[Opening Excerpted text section]

Report Accidents and Injuries

Topic Date User
biner breaks on Forever Young 19-Dec-2011 At 1:35:12 PM Climboholic
Message
On 17/12/2011 useful wrote:
>Aren't we all getting a little haughty about this? If ODH goes around calling
>everything and everyone a retard, he knows he's going to get banned. Lo
>and behold he got banned - for one goddammed pussy week. This is a perfectly
>sensible action by the mods...
>

I fully agree that he should have been banned (although I didn't see what he wrote). There is no point in having rules if you don't enforce them.

I just think that the obnoxious bastard can be entertaining sometimes. I have sometimes wondered what people like ODH are like in real life. Like, for example, if I ran into him at the crag without realising it's the same person that pretends to have tourettes online???

[Closing Excerpted text section]
[Opening Extracted data section]

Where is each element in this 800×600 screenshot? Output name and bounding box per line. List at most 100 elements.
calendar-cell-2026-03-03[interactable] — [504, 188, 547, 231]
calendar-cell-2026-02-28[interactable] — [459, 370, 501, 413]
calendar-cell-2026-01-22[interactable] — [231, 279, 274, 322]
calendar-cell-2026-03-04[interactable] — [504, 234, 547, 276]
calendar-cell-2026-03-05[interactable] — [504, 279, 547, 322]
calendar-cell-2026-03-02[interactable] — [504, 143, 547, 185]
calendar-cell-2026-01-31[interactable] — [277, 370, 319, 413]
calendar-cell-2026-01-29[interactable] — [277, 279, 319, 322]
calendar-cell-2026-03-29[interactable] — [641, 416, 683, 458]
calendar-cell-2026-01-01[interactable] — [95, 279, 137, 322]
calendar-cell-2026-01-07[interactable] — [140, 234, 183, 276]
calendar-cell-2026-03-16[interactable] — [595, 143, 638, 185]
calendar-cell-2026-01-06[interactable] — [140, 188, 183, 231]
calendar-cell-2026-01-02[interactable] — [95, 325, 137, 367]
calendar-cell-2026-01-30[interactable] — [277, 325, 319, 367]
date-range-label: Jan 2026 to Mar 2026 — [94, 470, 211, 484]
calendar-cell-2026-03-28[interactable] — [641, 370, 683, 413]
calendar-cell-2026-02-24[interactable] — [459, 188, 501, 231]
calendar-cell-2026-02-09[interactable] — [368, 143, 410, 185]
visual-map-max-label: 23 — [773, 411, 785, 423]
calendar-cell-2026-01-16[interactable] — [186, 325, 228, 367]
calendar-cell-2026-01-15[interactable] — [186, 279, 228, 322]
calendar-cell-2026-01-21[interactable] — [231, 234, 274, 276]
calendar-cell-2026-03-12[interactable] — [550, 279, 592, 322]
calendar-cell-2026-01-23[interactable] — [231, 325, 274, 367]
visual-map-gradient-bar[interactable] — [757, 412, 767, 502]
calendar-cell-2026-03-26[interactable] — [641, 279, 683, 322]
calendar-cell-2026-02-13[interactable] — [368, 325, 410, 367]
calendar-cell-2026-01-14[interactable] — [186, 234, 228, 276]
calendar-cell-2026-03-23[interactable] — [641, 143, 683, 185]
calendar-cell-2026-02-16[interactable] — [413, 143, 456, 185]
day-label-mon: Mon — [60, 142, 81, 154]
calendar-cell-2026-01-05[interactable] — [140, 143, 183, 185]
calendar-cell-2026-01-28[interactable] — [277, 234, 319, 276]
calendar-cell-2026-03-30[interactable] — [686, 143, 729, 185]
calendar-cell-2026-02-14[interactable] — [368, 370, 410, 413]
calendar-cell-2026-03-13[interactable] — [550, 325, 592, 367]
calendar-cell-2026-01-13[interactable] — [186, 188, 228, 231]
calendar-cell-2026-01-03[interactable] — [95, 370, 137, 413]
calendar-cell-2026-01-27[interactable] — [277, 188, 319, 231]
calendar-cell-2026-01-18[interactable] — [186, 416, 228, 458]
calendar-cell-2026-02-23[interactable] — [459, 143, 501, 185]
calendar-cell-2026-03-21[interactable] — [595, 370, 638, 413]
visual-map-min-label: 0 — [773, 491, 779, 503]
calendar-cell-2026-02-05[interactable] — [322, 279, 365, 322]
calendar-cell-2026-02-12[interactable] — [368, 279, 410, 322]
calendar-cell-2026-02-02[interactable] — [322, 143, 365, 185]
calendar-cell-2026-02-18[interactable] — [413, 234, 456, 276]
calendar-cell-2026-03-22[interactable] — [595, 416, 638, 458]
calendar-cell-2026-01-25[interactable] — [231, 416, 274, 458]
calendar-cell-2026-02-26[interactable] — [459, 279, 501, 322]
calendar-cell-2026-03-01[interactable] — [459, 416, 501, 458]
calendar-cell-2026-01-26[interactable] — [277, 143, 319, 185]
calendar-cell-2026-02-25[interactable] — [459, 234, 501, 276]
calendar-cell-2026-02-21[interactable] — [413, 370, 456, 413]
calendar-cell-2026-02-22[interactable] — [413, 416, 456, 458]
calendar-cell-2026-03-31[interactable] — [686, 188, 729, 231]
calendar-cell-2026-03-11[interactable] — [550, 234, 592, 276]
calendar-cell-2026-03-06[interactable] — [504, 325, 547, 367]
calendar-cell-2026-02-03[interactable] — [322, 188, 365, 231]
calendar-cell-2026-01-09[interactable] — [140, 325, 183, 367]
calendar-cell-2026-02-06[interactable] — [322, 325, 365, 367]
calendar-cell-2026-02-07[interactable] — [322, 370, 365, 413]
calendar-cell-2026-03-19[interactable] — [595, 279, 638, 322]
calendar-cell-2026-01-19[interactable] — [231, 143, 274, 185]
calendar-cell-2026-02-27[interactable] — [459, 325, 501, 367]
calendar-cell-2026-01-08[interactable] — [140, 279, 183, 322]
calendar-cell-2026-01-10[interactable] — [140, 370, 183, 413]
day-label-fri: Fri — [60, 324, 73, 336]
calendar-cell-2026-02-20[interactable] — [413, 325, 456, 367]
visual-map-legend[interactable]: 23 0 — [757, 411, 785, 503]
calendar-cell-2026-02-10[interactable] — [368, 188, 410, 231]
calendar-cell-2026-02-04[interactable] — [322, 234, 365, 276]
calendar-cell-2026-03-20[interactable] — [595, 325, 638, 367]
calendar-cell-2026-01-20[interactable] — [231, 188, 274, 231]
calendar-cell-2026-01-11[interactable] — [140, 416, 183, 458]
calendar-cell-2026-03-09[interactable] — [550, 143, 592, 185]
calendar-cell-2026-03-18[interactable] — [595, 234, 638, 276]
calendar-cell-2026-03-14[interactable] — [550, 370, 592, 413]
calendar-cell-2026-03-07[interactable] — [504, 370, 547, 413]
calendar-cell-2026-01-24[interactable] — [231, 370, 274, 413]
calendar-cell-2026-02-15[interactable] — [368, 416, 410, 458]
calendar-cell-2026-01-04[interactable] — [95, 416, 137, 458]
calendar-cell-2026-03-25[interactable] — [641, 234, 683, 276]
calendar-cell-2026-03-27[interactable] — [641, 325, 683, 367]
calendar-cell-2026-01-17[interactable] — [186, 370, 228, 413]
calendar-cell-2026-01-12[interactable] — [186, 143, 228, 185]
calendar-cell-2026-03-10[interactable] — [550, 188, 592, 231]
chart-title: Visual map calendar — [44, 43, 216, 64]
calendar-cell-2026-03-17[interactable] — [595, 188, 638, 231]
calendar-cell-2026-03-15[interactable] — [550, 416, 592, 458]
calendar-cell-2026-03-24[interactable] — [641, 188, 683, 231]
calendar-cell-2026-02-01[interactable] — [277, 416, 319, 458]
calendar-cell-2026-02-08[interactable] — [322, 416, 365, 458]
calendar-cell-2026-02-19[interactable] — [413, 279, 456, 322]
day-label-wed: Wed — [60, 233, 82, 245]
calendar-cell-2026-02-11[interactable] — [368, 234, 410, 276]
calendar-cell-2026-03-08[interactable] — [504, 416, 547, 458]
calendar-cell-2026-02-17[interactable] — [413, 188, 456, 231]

[Closing Extracted data section]

Instructions:
1. From the forum post, extract the passage starting with "I just think" and going on through "have tourettes online???".
2. Please condense the paragraph of the forum post that begins "I fully agree that he should" into a single shorter sentence.

Results for each task:
1.
I just think that the obnoxious bastard can be entertaining sometimes. I have sometimes wondered what people like ODH are like in real life. Like, for example, if I ran into him at the crag without realising it's the same person that pretends to have tourettes online???

2. The writer backs the ban without having seen the offending words, since rules are pointless unless they are enforced.